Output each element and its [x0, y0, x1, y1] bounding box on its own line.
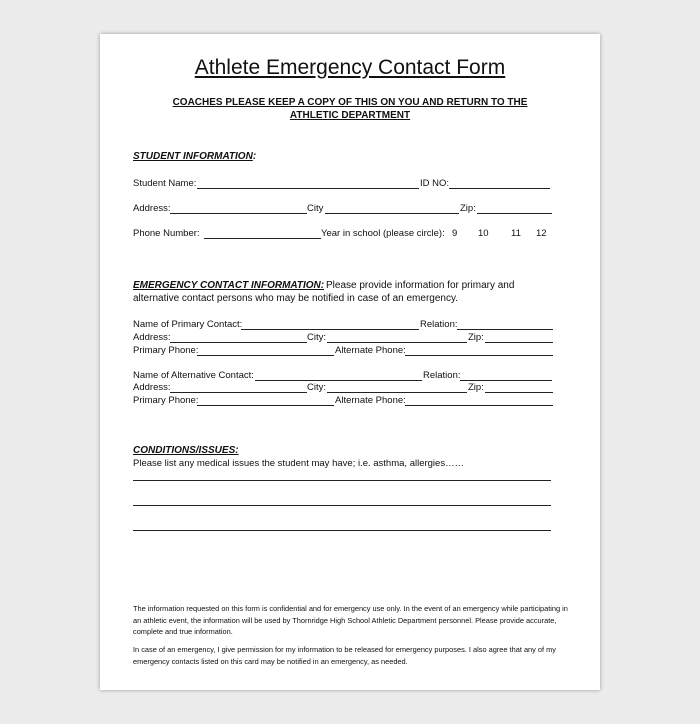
form-title: Athlete Emergency Contact Form	[194, 56, 506, 79]
alt-city-field[interactable]	[327, 392, 467, 393]
alt-relation-field[interactable]	[460, 380, 552, 381]
student-address-label: Address:	[133, 203, 171, 214]
phone-number-label: Phone Number:	[133, 228, 200, 239]
alt-address-field[interactable]	[170, 392, 307, 393]
id-no-label: ID NO:	[420, 178, 450, 189]
alt-zip-label: Zip:	[468, 382, 484, 393]
alt-primary-phone-label: Primary Phone:	[133, 395, 199, 406]
emergency-contact-heading: EMERGENCY CONTACT INFORMATION:	[133, 280, 325, 291]
primary-address-label: Address:	[133, 332, 171, 343]
primary-phone-field[interactable]	[197, 355, 334, 356]
form-subtitle: COACHES PLEASE KEEP A COPY OF THIS ON YOU AND RETURN TO THE ATHLETIC DEPARTMENT	[172, 97, 528, 121]
id-no-field[interactable]	[449, 188, 550, 189]
alt-contact-name-label: Name of Alternative Contact:	[133, 370, 254, 381]
conditions-line-2[interactable]	[133, 505, 551, 506]
conditions-line-1[interactable]	[133, 480, 551, 481]
student-info-heading: STUDENT INFORMATION:	[133, 151, 257, 162]
alt-zip-field[interactable]	[485, 392, 553, 393]
student-city-label: City	[307, 203, 324, 214]
primary-city-label: City:	[307, 332, 326, 343]
alt-contact-name-field[interactable]	[255, 380, 422, 381]
student-zip-label: Zip:	[460, 203, 476, 214]
primary-zip-field[interactable]	[485, 342, 553, 343]
alt-alt-phone-label: Alternate Phone:	[335, 395, 406, 406]
permission-statement: In case of an emergency, I give permission for my information to be released for emergency purposes. I also agree that any of my emergency contacts listed on this card may be notified in an emergency, as needed.	[133, 645, 556, 666]
student-zip-field[interactable]	[477, 213, 552, 214]
student-name-field[interactable]	[197, 188, 419, 189]
alt-address-label: Address:	[133, 382, 171, 393]
conditions-heading: CONDITIONS/ISSUES:	[133, 445, 239, 456]
phone-number-field[interactable]	[204, 238, 321, 239]
primary-contact-name-field[interactable]	[241, 329, 419, 330]
alt-relation-label: Relation:	[423, 370, 461, 381]
primary-relation-label: Relation:	[420, 319, 458, 330]
form-page	[100, 34, 600, 690]
confidentiality-notice: The information requested on this form is confidential and for emergency use only. In the event of an emergency while participating in an athletic event, the information will be used by Thornridge High School Athletic Department personnel. Please provide accurate, complete and true information.	[133, 604, 568, 636]
year-option-9[interactable]: 9	[452, 228, 458, 239]
primary-address-field[interactable]	[170, 342, 307, 343]
conditions-line-3[interactable]	[133, 530, 551, 531]
primary-zip-label: Zip:	[468, 332, 484, 343]
primary-phone-label: Primary Phone:	[133, 345, 199, 356]
emergency-intro-line2: alternative contact persons who may be notified in case of an emergency.	[133, 293, 458, 304]
primary-alt-phone-field[interactable]	[405, 355, 553, 356]
alt-city-label: City:	[307, 382, 326, 393]
year-option-11[interactable]: 11	[511, 228, 521, 239]
primary-city-field[interactable]	[327, 342, 467, 343]
student-address-field[interactable]	[170, 213, 307, 214]
primary-relation-field[interactable]	[457, 329, 553, 330]
student-city-field[interactable]	[325, 213, 459, 214]
year-option-10[interactable]: 10	[478, 228, 489, 239]
conditions-prompt: Please list any medical issues the student may have; i.e. asthma, allergies……	[133, 458, 465, 469]
student-name-label: Student Name:	[133, 178, 197, 189]
primary-alt-phone-label: Alternate Phone:	[335, 345, 406, 356]
alt-alt-phone-field[interactable]	[405, 405, 553, 406]
year-option-12[interactable]: 12	[536, 228, 547, 239]
emergency-intro-line1: Please provide information for primary and	[326, 280, 515, 291]
year-in-school-label: Year in school (please circle):	[321, 228, 445, 239]
alt-primary-phone-field[interactable]	[197, 405, 334, 406]
primary-contact-name-label: Name of Primary Contact:	[133, 319, 243, 330]
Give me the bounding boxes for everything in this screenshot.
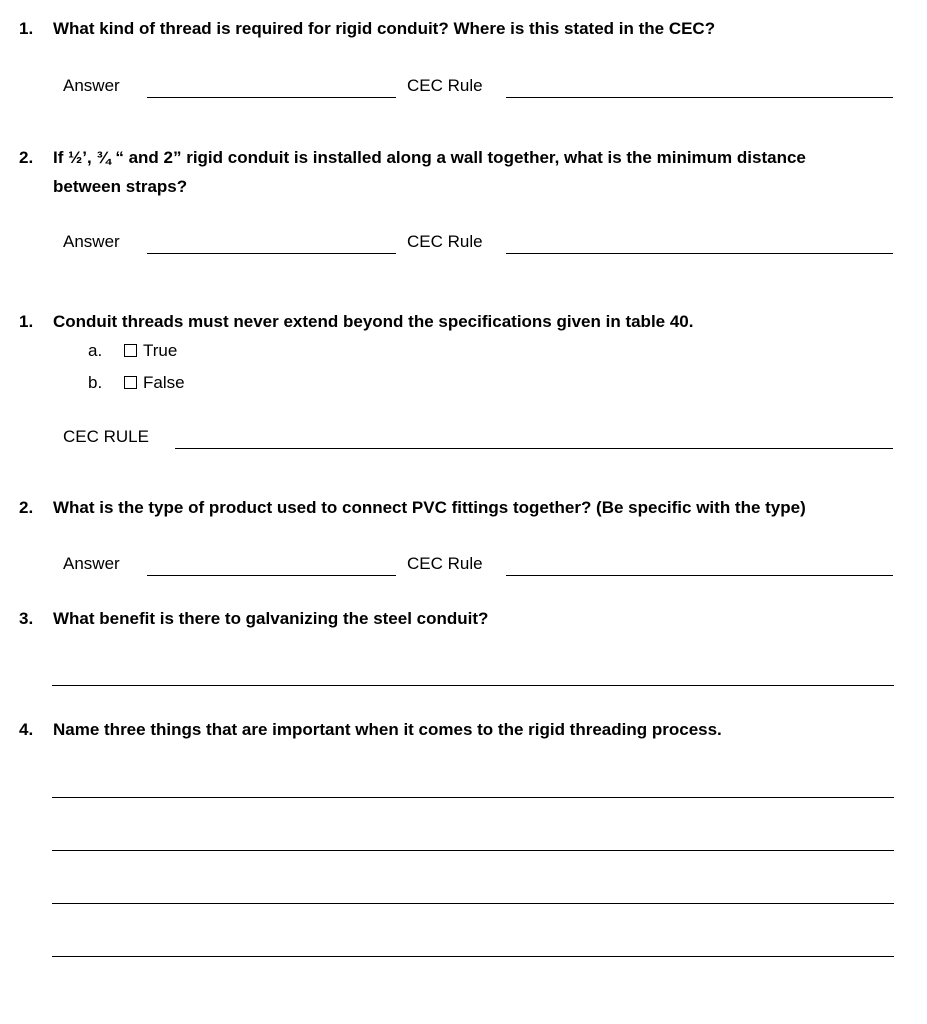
option-true-label: True	[143, 341, 178, 360]
answer-field[interactable]	[147, 97, 396, 98]
cec-rule-field[interactable]	[506, 97, 893, 98]
option-true[interactable]	[124, 341, 177, 361]
cec-rule-label: CEC RULE	[63, 427, 149, 446]
option-b-letter: b.	[88, 373, 103, 392]
cec-rule-field[interactable]	[506, 253, 893, 254]
cec-rule-label: CEC Rule	[407, 232, 483, 251]
answer-line[interactable]	[52, 903, 894, 904]
answer-line[interactable]	[52, 956, 894, 957]
answer-field[interactable]	[147, 253, 396, 254]
question-2-text-line1: If ½’, ¾ “ and 2” rigid conduit is installed along a wall together, what is the minimum distance	[53, 148, 806, 167]
answer-label: Answer	[63, 554, 120, 573]
true-checkbox[interactable]	[124, 344, 137, 357]
question-4-number: 2.	[19, 498, 34, 517]
false-checkbox[interactable]	[124, 376, 137, 389]
answer-line[interactable]	[52, 797, 894, 798]
question-5-number: 3.	[19, 609, 34, 628]
option-false[interactable]	[124, 373, 185, 393]
question-4-text: What is the type of product used to connect PVC fittings together? (Be specific with the type)	[53, 498, 806, 517]
cec-rule-field[interactable]	[175, 448, 893, 449]
question-3-text: Conduit threads must never extend beyond the specifications given in table 40.	[53, 312, 694, 331]
question-2-number: 2.	[19, 148, 34, 167]
question-5-text: What benefit is there to galvanizing the steel conduit?	[53, 609, 489, 628]
answer-line[interactable]	[52, 850, 894, 851]
option-a-letter: a.	[88, 341, 103, 360]
question-3-number: 1.	[19, 312, 34, 331]
answer-label: Answer	[63, 76, 120, 95]
question-1-text: What kind of thread is required for rigid conduit? Where is this stated in the CEC?	[53, 19, 716, 38]
answer-line[interactable]	[52, 685, 894, 686]
question-6-text: Name three things that are important when it comes to the rigid threading process.	[53, 720, 722, 739]
question-6-number: 4.	[19, 720, 34, 739]
option-false-label: False	[143, 373, 185, 392]
cec-rule-label: CEC Rule	[407, 554, 483, 573]
question-1-number: 1.	[19, 19, 34, 38]
cec-rule-field[interactable]	[506, 575, 893, 576]
question-2-text-line2: between straps?	[53, 177, 188, 196]
answer-label: Answer	[63, 232, 120, 251]
cec-rule-label: CEC Rule	[407, 76, 483, 95]
answer-field[interactable]	[147, 575, 396, 576]
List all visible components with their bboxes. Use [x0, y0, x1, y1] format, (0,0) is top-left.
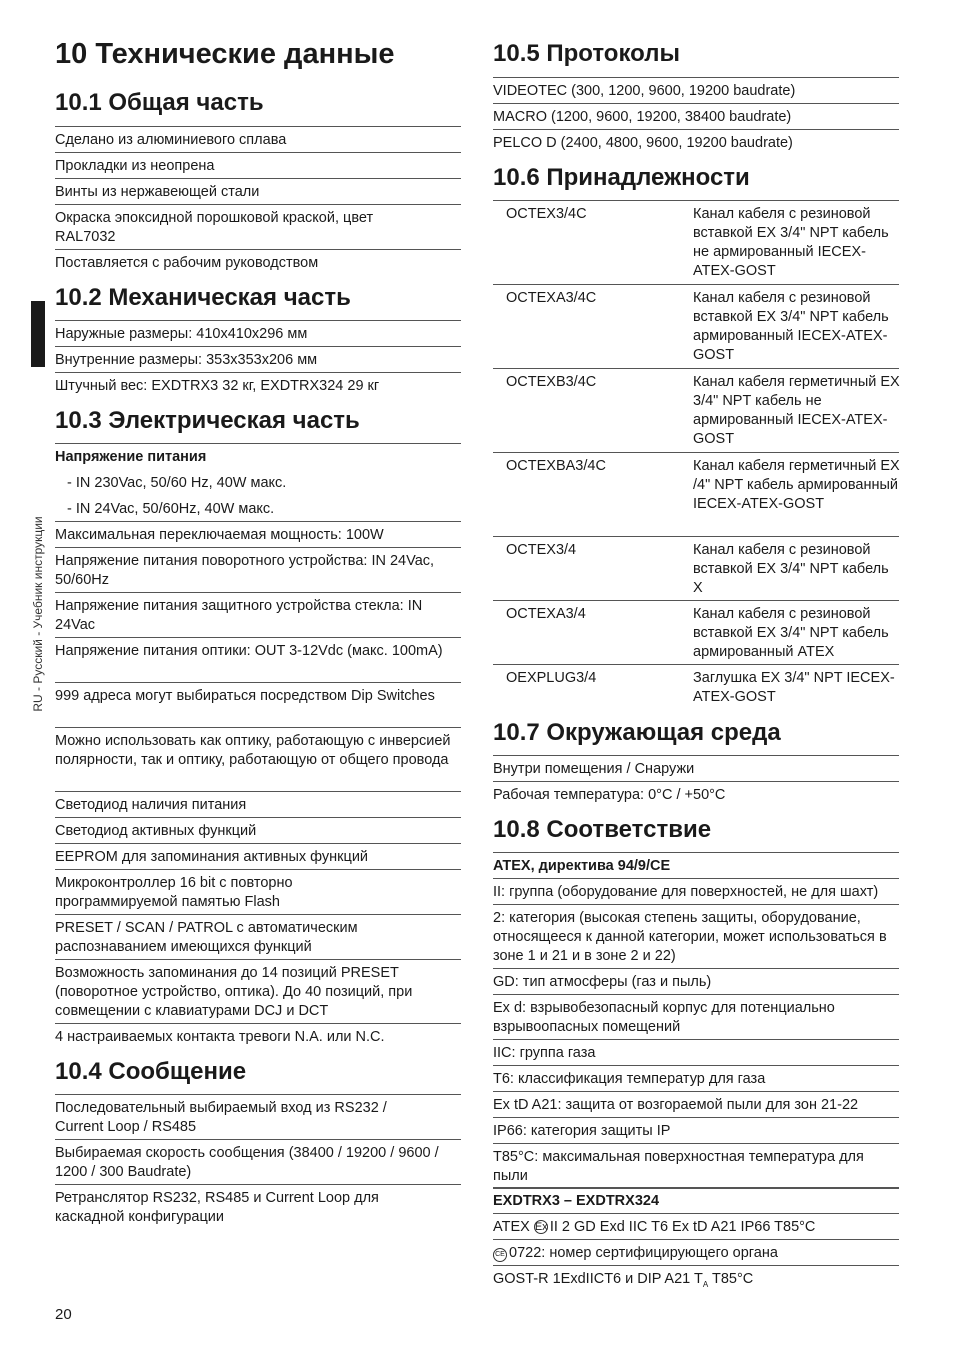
divider — [55, 592, 461, 593]
spec-row: Микроконтроллер 16 bit с повторно программируемой памятью Flash — [55, 875, 293, 910]
bullet-item: - IN 230Vac, 50/60 Hz, 40W макс. — [67, 475, 287, 491]
spec-row: Выбираемая скорость сообщения (38400 / 19200 / 9600 / 1200 / 300 Baudrate) — [55, 1145, 439, 1180]
divider — [493, 1187, 899, 1189]
divider — [493, 1065, 899, 1066]
spec-row: Возможность запоминания до 14 позиций PRESET (поворотное устройство, оптика). До 40 позиций, при совмещении с клавиатурами DCJ и DCT — [55, 965, 413, 1019]
divider — [55, 443, 461, 444]
spec-row: IP66: категория защиты IP — [493, 1123, 671, 1139]
atex-label: ATEX — [493, 1219, 530, 1235]
divider — [493, 968, 899, 969]
divider — [55, 346, 461, 347]
divider — [55, 959, 461, 960]
spec-row: Ретранслятор RS232, RS485 и Current Loop для каскадной конфигурации — [55, 1190, 379, 1225]
spec-row: 2: категория (высокая степень защиты, оборудование, относящееся к данной категории, может использоваться в зоне 1 и 21 и в зоне 2 и 22) — [493, 910, 887, 964]
ce-marking-row — [493, 1244, 899, 1263]
divider — [493, 77, 899, 78]
bullet-item: - IN 24Vac, 50/60Hz, 40W макс. — [67, 501, 275, 517]
heading-accessories: 10.6 Принадлежности — [493, 164, 750, 191]
divider — [55, 249, 461, 250]
spec-row: Светодиод активных функций — [55, 823, 257, 839]
divider — [493, 600, 899, 601]
heading-environment: 10.7 Окружающая среда — [493, 719, 781, 746]
divider — [493, 103, 899, 104]
divider — [493, 200, 899, 201]
gost-marking-prefix: GOST-R 1ExdIICT6 и DIP A21 T — [493, 1271, 703, 1287]
divider — [55, 869, 461, 870]
divider — [55, 914, 461, 915]
heading-communication: 10.4 Сообщение — [55, 1058, 247, 1085]
divider — [55, 547, 461, 548]
spec-row: Максимальная переключаемая мощность: 100W — [55, 527, 384, 543]
divider — [55, 1184, 461, 1185]
spec-row: Сделано из алюминиевого сплава — [55, 132, 287, 148]
gost-marking-row — [493, 1270, 899, 1294]
spec-subheading: ATEX, директива 94/9/CE — [493, 858, 671, 874]
divider — [55, 637, 461, 638]
spec-row: Внутри помещения / Снаружи — [493, 761, 695, 777]
ce-marking: 0722: номер сертифицирующего органа — [509, 1245, 778, 1261]
divider — [493, 1213, 899, 1214]
accessory-description: Канал кабеля с резиновой вставкой EX 3/4" NPT кабель не армированный IECEX-ATEX-GOST — [693, 206, 889, 279]
spec-row: VIDEOTEC (300, 1200, 9600, 19200 baudrate) — [493, 83, 796, 99]
divider — [55, 521, 461, 522]
accessory-code: OCTEX3/4 — [506, 542, 577, 558]
divider — [493, 852, 899, 853]
spec-row: Поставляется с рабочим руководством — [55, 255, 319, 271]
spec-row: 999 адреса могут выбираться посредством Dip Switches — [55, 688, 435, 704]
divider — [493, 755, 899, 756]
spec-row: Прокладки из неопрена — [55, 158, 215, 174]
divider — [493, 368, 899, 369]
spec-row: 4 настраиваемых контакта тревоги N.A. или N.C. — [55, 1029, 385, 1045]
side-tab-bar — [31, 301, 45, 367]
heading-electrical: 10.3 Электрическая часть — [55, 407, 360, 434]
spec-row: Напряжение питания оптики: OUT 3-12Vdc (макс. 100mA) — [55, 643, 443, 659]
divider — [55, 1139, 461, 1140]
spec-row: Внутренние размеры: 353x353x206 мм — [55, 352, 318, 368]
divider — [493, 1143, 899, 1144]
divider — [55, 791, 461, 792]
spec-row: Ex tD A21: защита от возгораемой пыли для зон 21-22 — [493, 1097, 859, 1113]
spec-row: Ex d: взрывобезопасный корпус для потенциально взрывоопасных помещений — [493, 1000, 835, 1035]
spec-row: PELCO D (2400, 4800, 9600, 19200 baudrate) — [493, 135, 793, 151]
spec-row: Штучный вес: EXDTRX3 32 кг, EXDTRX324 29 кг — [55, 378, 380, 394]
divider — [493, 1091, 899, 1092]
ce-mark-icon: CE — [493, 1248, 507, 1262]
heading-compliance: 10.8 Соответствие — [493, 816, 712, 843]
spec-subheading: Напряжение питания — [55, 449, 207, 465]
divider — [493, 1239, 899, 1240]
spec-row: Напряжение питания поворотного устройства: IN 24Vac, 50/60Hz — [55, 553, 435, 588]
divider — [55, 152, 461, 153]
spec-row: T6: классификация температур для газа — [493, 1071, 766, 1087]
accessory-code: OEXPLUG3/4 — [506, 670, 597, 686]
heading-mechanical: 10.2 Механическая часть — [55, 284, 351, 311]
divider — [55, 126, 461, 127]
divider — [493, 994, 899, 995]
spec-row: Можно использовать как оптику, работающую с инверсией полярности, так и оптику, работающую от общего провода — [55, 733, 451, 768]
divider — [55, 372, 461, 373]
atex-marking-row — [493, 1218, 899, 1237]
divider — [493, 129, 899, 130]
spec-row: EEPROM для запоминания активных функций — [55, 849, 369, 865]
spec-row: T85°C: максимальная поверхностная температура для пыли — [493, 1149, 864, 1184]
divider — [55, 204, 461, 205]
accessory-description: Канал кабеля герметичный EX /4" NPT кабель армированный IECEX-ATEX-GOST — [693, 458, 900, 512]
accessory-description: Канал кабеля герметичный EX 3/4" NPT кабель не армированный IECEX-ATEX-GOST — [693, 374, 900, 447]
spec-row: Наружные размеры: 410x410x296 мм — [55, 326, 308, 342]
spec-row: Винты из нержавеющей стали — [55, 184, 260, 200]
accessory-code: OCTEXBA3/4C — [506, 458, 606, 474]
accessory-code: OCTEX3/4C — [506, 206, 587, 222]
divider — [55, 843, 461, 844]
atex-marking: II 2 GD Exd IIC T6 Ex tD A21 IP66 T85°C — [549, 1219, 816, 1235]
accessory-code: OCTEXA3/4 — [506, 606, 586, 622]
page-title: 10 Технические данные — [55, 38, 395, 70]
spec-row: Окраска эпоксидной порошковой краской, цвет RAL7032 — [55, 210, 374, 245]
spec-row: II: группа (оборудование для поверхностей, не для шахт) — [493, 884, 879, 900]
divider — [493, 878, 899, 879]
divider — [493, 536, 899, 537]
divider — [55, 178, 461, 179]
accessory-code: OCTEXA3/4C — [506, 290, 597, 306]
divider — [493, 781, 899, 782]
gost-subscript: A — [702, 1280, 709, 1289]
spec-row: Последовательный выбираемый вход из RS232 / Current Loop / RS485 — [55, 1100, 387, 1135]
accessory-description: Канал кабеля с резиновой вставкой EX 3/4" NPT кабель армированный IECEX-ATEX-GOST — [693, 290, 889, 363]
accessory-description: Заглушка EX 3/4" NPT IECEX-ATEX-GOST — [693, 670, 895, 705]
accessory-code: OCTEXB3/4C — [506, 374, 597, 390]
divider — [55, 817, 461, 818]
ex-hexagon-icon: Ex — [534, 1221, 548, 1233]
spec-row: Напряжение питания защитного устройства стекла: IN 24Vac — [55, 598, 423, 633]
heading-general: 10.1 Общая часть — [55, 89, 264, 116]
accessory-description: Канал кабеля с резиновой вставкой EX 3/4" NPT кабель X — [693, 542, 889, 596]
divider — [493, 1039, 899, 1040]
divider — [55, 320, 461, 321]
divider — [493, 1265, 899, 1266]
heading-protocols: 10.5 Протоколы — [493, 40, 680, 67]
page-number: 20 — [55, 1306, 72, 1323]
spec-row: Рабочая температура: 0°C / +50°C — [493, 787, 726, 803]
gost-marking-suffix: T85°C — [711, 1271, 754, 1287]
spec-row: IIC: группа газа — [493, 1045, 596, 1061]
divider — [493, 904, 899, 905]
divider — [493, 1117, 899, 1118]
divider — [55, 1094, 461, 1095]
divider — [493, 664, 899, 665]
spec-row: MACRO (1200, 9600, 19200, 38400 baudrate) — [493, 109, 792, 125]
divider — [493, 284, 899, 285]
divider — [493, 452, 899, 453]
divider — [55, 1023, 461, 1024]
spec-subheading: EXDTRX3 – EXDTRX324 — [493, 1193, 660, 1209]
divider — [55, 682, 461, 683]
divider — [55, 727, 461, 728]
accessory-description: Канал кабеля с резиновой вставкой EX 3/4" NPT кабель армированный ATEX — [693, 606, 889, 660]
side-tab-label: RU - Русский - Учебник инструкции — [31, 516, 45, 712]
spec-row: Светодиод наличия питания — [55, 797, 247, 813]
spec-row: PRESET / SCAN / PATROL с автоматическим распознаванием имеющихся функций — [55, 920, 358, 955]
spec-row: GD: тип атмосферы (газ и пыль) — [493, 974, 712, 990]
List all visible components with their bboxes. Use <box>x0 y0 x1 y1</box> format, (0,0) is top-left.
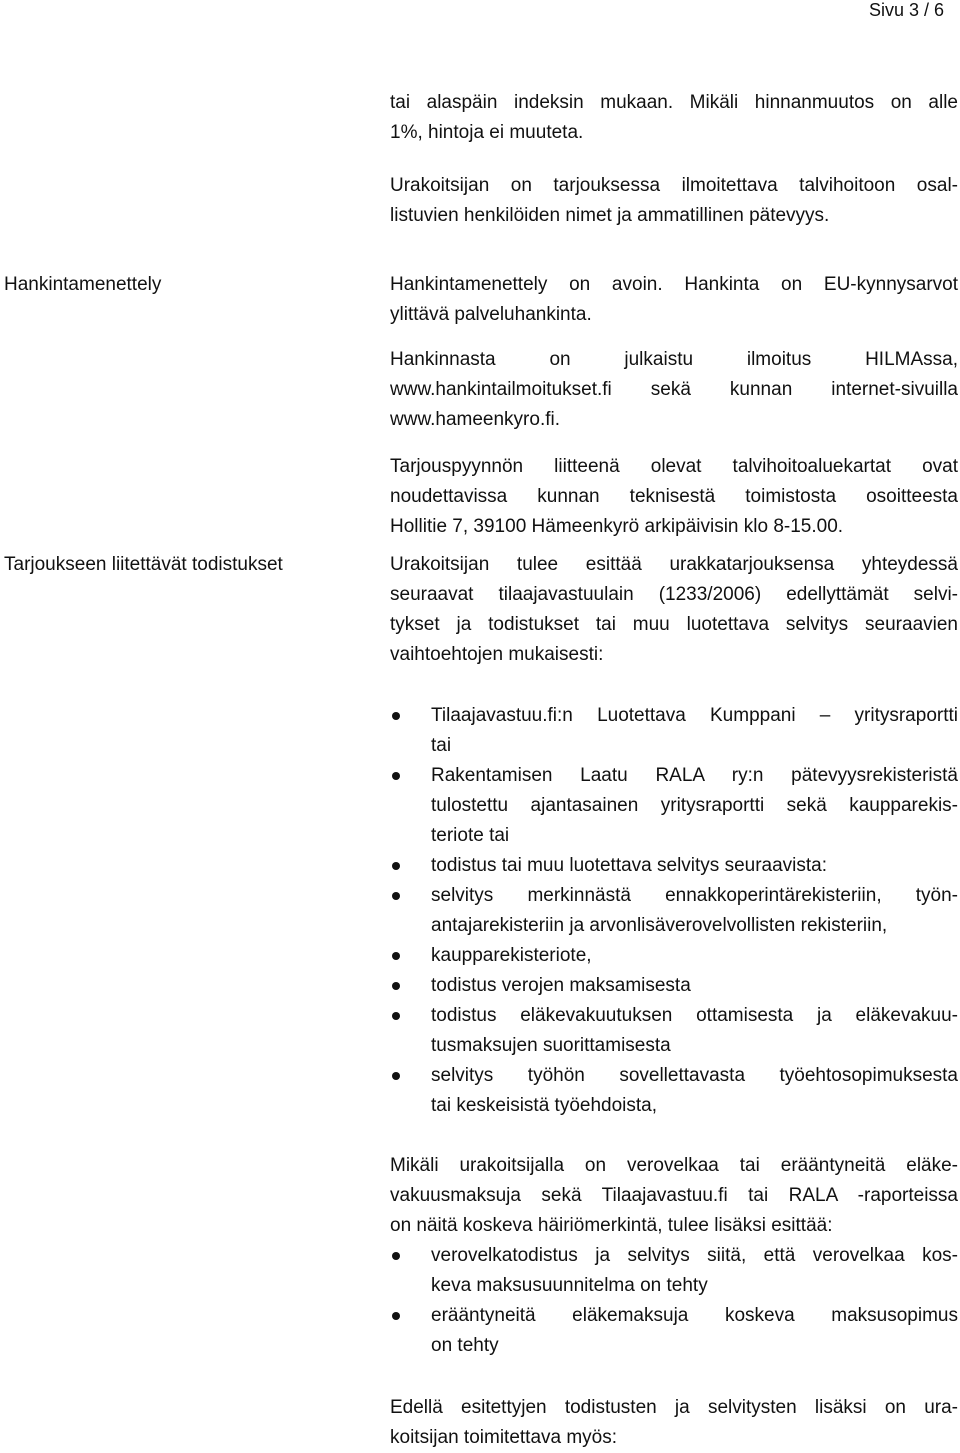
•••••
Which lines in the entries above contain the string "IECEX"? List each of those lines in full, and treat a match as valid only when its capitalization is identical.

- PROBLEM SOLUTION:
accessory-description: Канал кабеля с резиновой вставкой EX 3/4" NPT кабель не армированный IECEX-ATEX-GOST — [693, 206, 889, 279]
accessory-description: Канал кабеля герметичный EX /4" NPT кабель армированный IECEX-ATEX-GOST — [693, 458, 900, 512]
accessory-description: Канал кабеля герметичный EX 3/4" NPT кабель не армированный IECEX-ATEX-GOST — [693, 374, 900, 447]
accessory-description: Канал кабеля с резиновой вставкой EX 3/4" NPT кабель армированный IECEX-ATEX-GOST — [693, 290, 889, 363]
accessory-description: Заглушка EX 3/4" NPT IECEX-ATEX-GOST — [693, 670, 895, 705]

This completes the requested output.